What is asked:
Work out how many lines of the listing hold "selected", then state only that count.

'''

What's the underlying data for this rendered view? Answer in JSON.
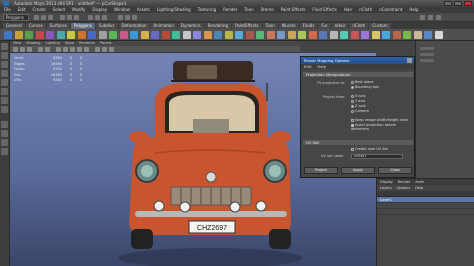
{
  "window": {
    "title": "Autodesk Maya 2013 x64 SP1 - untitled* --- pCarShape1",
    "controls": [
      "minimize",
      "maximize",
      "close"
    ]
  },
  "menubar": {
    "items": [
      "File",
      "Edit",
      "Create",
      "Select",
      "Modify",
      "Display",
      "Window",
      "Assets",
      "Lighting/Shading",
      "Texturing",
      "Render",
      "Toon",
      "Stereo",
      "Paint Effects",
      "Fluid Effects",
      "Hair",
      "nCloth",
      "nConstraint",
      "Help"
    ]
  },
  "statusline": {
    "mode": "Polygons"
  },
  "shelf": {
    "tabs": [
      "General",
      "Curves",
      "Surfaces",
      "Polygons",
      "Subdivs",
      "Deformation",
      "Animation",
      "Dynamics",
      "Rendering",
      "PaintEffects",
      "Toon",
      "Muscle",
      "Fluids",
      "Fur",
      "nHair",
      "nCloth",
      "Custom"
    ],
    "active_tab": "Polygons",
    "icon_colors": [
      "#3c78c8",
      "#c8a038",
      "#58a048",
      "#c84848",
      "#8a58b8",
      "#48a8a8",
      "#c8c848",
      "#d07030",
      "#4868c8",
      "#a0a0a0",
      "#58b858",
      "#c85888",
      "#3898d8",
      "#d8b048",
      "#6868c8",
      "#b84838",
      "#48b898",
      "#c8c8c8",
      "#8888d8",
      "#d89848",
      "#4888b8",
      "#b8b848",
      "#58a8d8",
      "#a85848",
      "#58b878",
      "#c87858",
      "#7898c8",
      "#c8a858",
      "#a8c858",
      "#d86848",
      "#5878b8",
      "#b8b8b8",
      "#58c8b8",
      "#c85858",
      "#9878d8",
      "#d8c858",
      "#48a8d8",
      "#b86848",
      "#78b848",
      "#c8b898",
      "#5888c8",
      "#d8d8d8"
    ]
  },
  "viewport": {
    "menu": [
      "View",
      "Shading",
      "Lighting",
      "Show",
      "Renderer",
      "Panels"
    ],
    "background_top": "#7384b4",
    "background_bottom": "#3a4568"
  },
  "hud": {
    "rows": [
      {
        "label": "Verts:",
        "value": "8384",
        "sel": "0",
        "extra": "0"
      },
      {
        "label": "Edges:",
        "value": "16560",
        "sel": "0",
        "extra": "0"
      },
      {
        "label": "Faces:",
        "value": "8192",
        "sel": "0",
        "extra": "0"
      },
      {
        "label": "Tris:",
        "value": "16384",
        "sel": "0",
        "extra": "0"
      },
      {
        "label": "UVs:",
        "value": "9283",
        "sel": "0",
        "extra": "0"
      }
    ]
  },
  "car": {
    "body_color": "#c8552e",
    "license_plate": "CHZ2697"
  },
  "panel": {
    "title": "Planar Mapping Options",
    "menu": [
      "Edit",
      "Help"
    ],
    "section_projection": "Projection Manipulation",
    "fit_label": "Fit projection to:",
    "fit_options": [
      {
        "label": "Best plane",
        "on": false
      },
      {
        "label": "Bounding box",
        "on": true
      }
    ],
    "from_label": "Project from:",
    "from_options": [
      {
        "label": "X axis",
        "on": false
      },
      {
        "label": "Y axis",
        "on": false
      },
      {
        "label": "Z axis",
        "on": true
      },
      {
        "label": "Camera",
        "on": false
      }
    ],
    "checks": [
      {
        "label": "Keep image width/height ratio",
        "on": false
      },
      {
        "label": "Insert projection before deformers",
        "on": true
      }
    ],
    "section_uv": "UV Set",
    "uv_check": "Create new UV Set",
    "uv_set_label": "UV set name",
    "uv_set_value": "uvSet1",
    "buttons": [
      "Project",
      "Apply",
      "Close"
    ]
  },
  "layers": {
    "tabs": [
      "Display",
      "Render",
      "Anim"
    ],
    "menu": [
      "Layers",
      "Options",
      "Help"
    ],
    "rows": [
      {
        "label": "Layer1",
        "selected": true
      },
      {
        "label": "",
        "selected": false
      },
      {
        "label": "",
        "selected": false
      }
    ]
  }
}
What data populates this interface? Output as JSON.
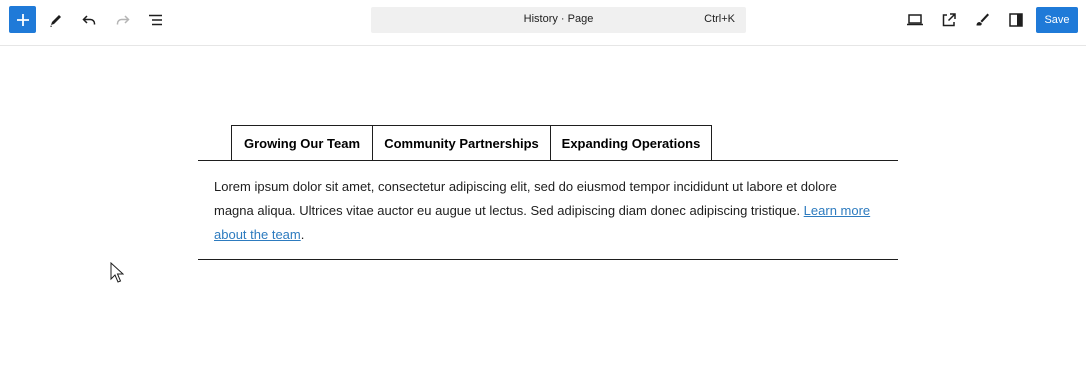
{
  "toolbar": {
    "add_icon": "plus-icon",
    "tools_icon": "pencil-icon",
    "undo_icon": "undo-icon",
    "redo_icon": "redo-icon",
    "outline_icon": "document-overview-icon",
    "view_icon": "desktop-view-icon",
    "preview_icon": "external-link-icon",
    "styles_icon": "brush-icon",
    "settings_icon": "sidebar-toggle-icon",
    "save_label": "Save",
    "accent": "#1f7ad8"
  },
  "command_bar": {
    "title": "History · Page",
    "shortcut": "Ctrl+K"
  },
  "tabs": {
    "items": [
      {
        "label": "Growing Our Team"
      },
      {
        "label": "Community Partnerships"
      },
      {
        "label": "Expanding Operations"
      }
    ]
  },
  "panel": {
    "text": "Lorem ipsum dolor sit amet, consectetur adipiscing elit, sed do eiusmod tempor incididunt ut labore et dolore magna aliqua. Ultrices vitae auctor eu augue ut lectus. Sed adipiscing diam donec adipiscing tristique. ",
    "link_text": "Learn more about the team",
    "trailing": ".",
    "link_color": "#2d7bbf"
  }
}
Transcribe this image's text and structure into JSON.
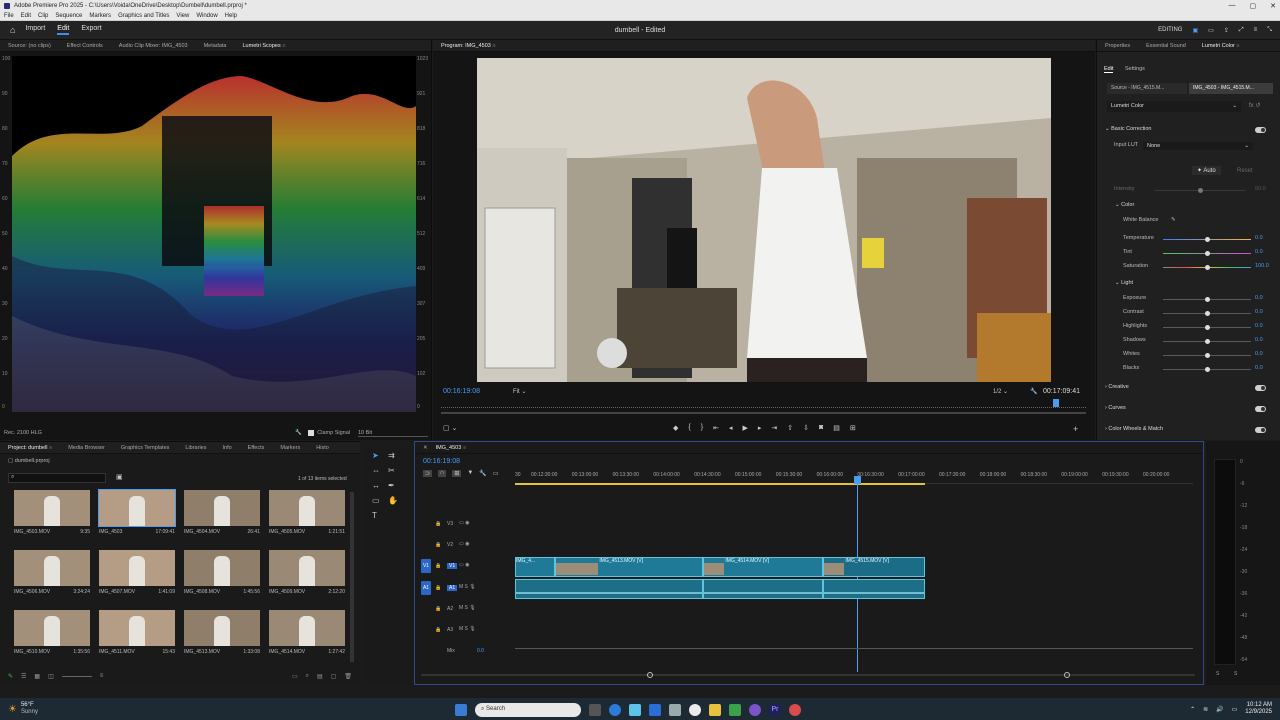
{
  "titlebar": {
    "title": "Adobe Premiere Pro 2025 - C:\\Users\\Voida\\OneDrive\\Desktop\\Dumbell\\dumbell.prproj *"
  },
  "menu": [
    "File",
    "Edit",
    "Clip",
    "Sequence",
    "Markers",
    "Graphics and Titles",
    "View",
    "Window",
    "Help"
  ],
  "header": {
    "tabs": [
      "Import",
      "Edit",
      "Export"
    ],
    "active": "Edit",
    "project_title": "dumbell - Edited",
    "editing_label": "EDITING"
  },
  "source_tabs": [
    "Source: (no clips)",
    "Effect Controls",
    "Audio Clip Mixer: IMG_4503",
    "Metadata",
    "Lumetri Scopes"
  ],
  "scope": {
    "left_axis": [
      "100",
      "90",
      "80",
      "70",
      "60",
      "50",
      "40",
      "30",
      "20",
      "10",
      "0"
    ],
    "right_axis": [
      "1023",
      "921",
      "818",
      "716",
      "614",
      "512",
      "409",
      "307",
      "205",
      "102",
      "0"
    ],
    "rec_label": "Rec. 2100 HLG",
    "clamp_label": "Clamp Signal",
    "bits": "10 Bit"
  },
  "program": {
    "tab": "Program: IMG_4503",
    "timecode": "00:16:19:08",
    "fit": "Fit",
    "resolution": "1/2",
    "duration": "00:17:09:41"
  },
  "right": {
    "tabs": [
      "Properties",
      "Essential Sound",
      "Lumetri Color"
    ],
    "subtabs": [
      "Edit",
      "Settings"
    ],
    "source_chip": "Source - IMG_4515.M...",
    "seq_chip": "IMG_4503 - IMG_4515.M...",
    "effect_select": "Lumetri Color",
    "basic_correction": "Basic Correction",
    "input_lut_label": "Input LUT",
    "input_lut_value": "None",
    "auto": "Auto",
    "reset": "Reset",
    "intensity": "Intensity",
    "intensity_val": "50.0",
    "color_section": "Color",
    "white_balance": "White Balance",
    "color_rows": [
      {
        "label": "Temperature",
        "value": "0.0",
        "level": 0.5
      },
      {
        "label": "Tint",
        "value": "0.0",
        "level": 0.5
      },
      {
        "label": "Saturation",
        "value": "100.0",
        "level": 0.5
      }
    ],
    "light_section": "Light",
    "light_rows": [
      {
        "label": "Exposure",
        "value": "0.0",
        "level": 0.5
      },
      {
        "label": "Contrast",
        "value": "0.0",
        "level": 0.5
      },
      {
        "label": "Highlights",
        "value": "0.0",
        "level": 0.5
      },
      {
        "label": "Shadows",
        "value": "0.0",
        "level": 0.5
      },
      {
        "label": "Whites",
        "value": "0.0",
        "level": 0.5
      },
      {
        "label": "Blacks",
        "value": "0.0",
        "level": 0.5
      }
    ],
    "sections": [
      "Creative",
      "Curves",
      "Color Wheels & Match"
    ]
  },
  "project": {
    "tabs": [
      "Project: dumbell",
      "Media Browser",
      "Graphics Templates",
      "Libraries",
      "Info",
      "Effects",
      "Markers",
      "Histo"
    ],
    "bin": "dumbell.prproj",
    "selected": "1 of 13 items selected",
    "clips": [
      {
        "name": "IMG_4503.MOV",
        "dur": "9:35"
      },
      {
        "name": "IMG_4503",
        "dur": "17:09:41"
      },
      {
        "name": "IMG_4504.MOV",
        "dur": "26:41"
      },
      {
        "name": "IMG_4505.MOV",
        "dur": "1:21:51"
      },
      {
        "name": "IMG_4506.MOV",
        "dur": "3:24:24"
      },
      {
        "name": "IMG_4507.MOV",
        "dur": "1:41:09"
      },
      {
        "name": "IMG_4508.MOV",
        "dur": "1:45:56"
      },
      {
        "name": "IMG_4509.MOV",
        "dur": "2:12:20"
      },
      {
        "name": "IMG_4510.MOV",
        "dur": "1:35:56"
      },
      {
        "name": "IMG_4511.MOV",
        "dur": "15:43"
      },
      {
        "name": "IMG_4513.MOV",
        "dur": "1:33:08"
      },
      {
        "name": "IMG_4514.MOV",
        "dur": "1:27:42"
      }
    ]
  },
  "timeline": {
    "tab": "IMG_4503",
    "timecode": "00:16:19:08",
    "ruler": [
      "00:12:30:00",
      "00:13:00:00",
      "00:13:30:00",
      "00:14:00:00",
      "00:14:30:00",
      "00:15:00:00",
      "00:15:30:00",
      "00:16:00:00",
      "00:16:30:00",
      "00:17:00:00",
      "00:17:30:00",
      "00:18:00:00",
      "00:18:30:00",
      "00:19:00:00",
      "00:19:30:00",
      "00:20:00:00"
    ],
    "ruler_start": "30",
    "tracks": [
      "V3",
      "V2",
      "V1",
      "A1",
      "A2",
      "A3"
    ],
    "mix": "Mix",
    "mix_val": "0.0",
    "clips": [
      {
        "label": "IMG_4...",
        "track": "V1"
      },
      {
        "label": "IMG_4513.MOV [V]",
        "track": "V1"
      },
      {
        "label": "IMG_4514.MOV [V]",
        "track": "V1"
      },
      {
        "label": "IMG_4515.MOV [V]",
        "track": "V1"
      }
    ]
  },
  "meters": {
    "scale": [
      "0",
      "-6",
      "-12",
      "-18",
      "-24",
      "-30",
      "-36",
      "-42",
      "-48",
      "-54"
    ],
    "bottom": [
      "S",
      "S"
    ]
  },
  "taskbar": {
    "temp": "56°F",
    "weather": "Sunny",
    "search": "Search",
    "time": "10:12 AM",
    "date": "12/9/2025"
  }
}
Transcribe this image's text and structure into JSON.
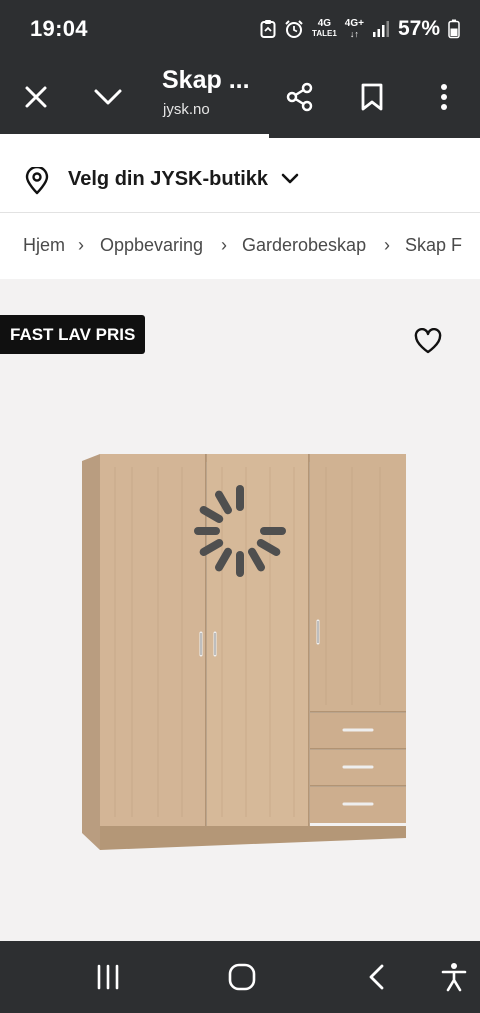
{
  "status_bar": {
    "time": "19:04",
    "network_1_top": "4G",
    "network_1_bottom": "TALE1",
    "network_2_top": "4G+",
    "network_2_bottom": "↓↑",
    "battery": "57%"
  },
  "toolbar": {
    "title": "Skap ...",
    "url": "jysk.no",
    "progress": 0.56
  },
  "store": {
    "label": "Velg din JYSK-butikk"
  },
  "breadcrumb": {
    "items": [
      "Hjem",
      "Oppbevaring",
      "Garderobeskap",
      "Skap F"
    ],
    "separator": "›"
  },
  "product": {
    "badge": "FAST LAV PRIS",
    "image_icon": "wardrobe-image",
    "loading_icon": "loading-spinner-icon"
  },
  "colors": {
    "chrome": "#2d2f31",
    "page_background": "#f3f2f2",
    "badge_background": "#101010",
    "wood": "#d2b394"
  }
}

'''

Expected output:
4